Repeat the material exactly, every line of it.

## Listed records

┄┄┄┄┄┄┄┄┄┄

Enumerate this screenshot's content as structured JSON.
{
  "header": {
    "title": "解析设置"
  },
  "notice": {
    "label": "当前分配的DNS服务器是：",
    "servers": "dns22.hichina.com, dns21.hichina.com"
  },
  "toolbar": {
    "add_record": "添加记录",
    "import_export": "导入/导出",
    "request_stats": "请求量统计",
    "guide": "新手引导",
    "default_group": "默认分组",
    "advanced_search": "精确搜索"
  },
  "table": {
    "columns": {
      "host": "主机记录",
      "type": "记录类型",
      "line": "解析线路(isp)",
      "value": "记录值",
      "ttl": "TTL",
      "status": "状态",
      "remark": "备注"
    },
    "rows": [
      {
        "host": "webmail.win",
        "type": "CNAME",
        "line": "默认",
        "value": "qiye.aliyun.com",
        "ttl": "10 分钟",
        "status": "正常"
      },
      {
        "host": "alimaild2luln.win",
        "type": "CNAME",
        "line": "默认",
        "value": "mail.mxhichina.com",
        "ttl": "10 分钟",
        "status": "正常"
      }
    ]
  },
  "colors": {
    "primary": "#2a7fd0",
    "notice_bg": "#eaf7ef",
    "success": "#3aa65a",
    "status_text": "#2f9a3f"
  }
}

┄┄┄┄┄┄┄┄┄┄

## The reply
Enumerate this screenshot's content as structured JSON.
{
  "header": {
    "title": "解析设置"
  },
  "notice": {
    "label": "当前分配的DNS服务器是：",
    "servers": "dns22.hichina.com, dns21.hichina.com"
  },
  "toolbar": {
    "add_record": "添加记录",
    "import_export": "导入/导出",
    "request_stats": "请求量统计",
    "guide": "新手引导",
    "default_group": "默认分组",
    "advanced_search": "精确搜索"
  },
  "table": {
    "columns": {
      "host": "主机记录",
      "type": "记录类型",
      "line": "解析线路(isp)",
      "value": "记录值",
      "ttl": "TTL",
      "status": "状态",
      "remark": "备注"
    },
    "rows": [
      {
        "host": "webmail.win",
        "type": "CNAME",
        "line": "默认",
        "value": "qiye.aliyun.com",
        "ttl": "10 分钟",
        "status": "正常"
      },
      {
        "host": "alimaild2luln.win",
        "type": "CNAME",
        "line": "默认",
        "value": "mail.mxhichina.com",
        "ttl": "10 分钟",
        "status": "正常"
      }
    ]
  },
  "colors": {
    "primary": "#2a7fd0",
    "notice_bg": "#eaf7ef",
    "success": "#3aa65a",
    "status_text": "#2f9a3f"
  }
}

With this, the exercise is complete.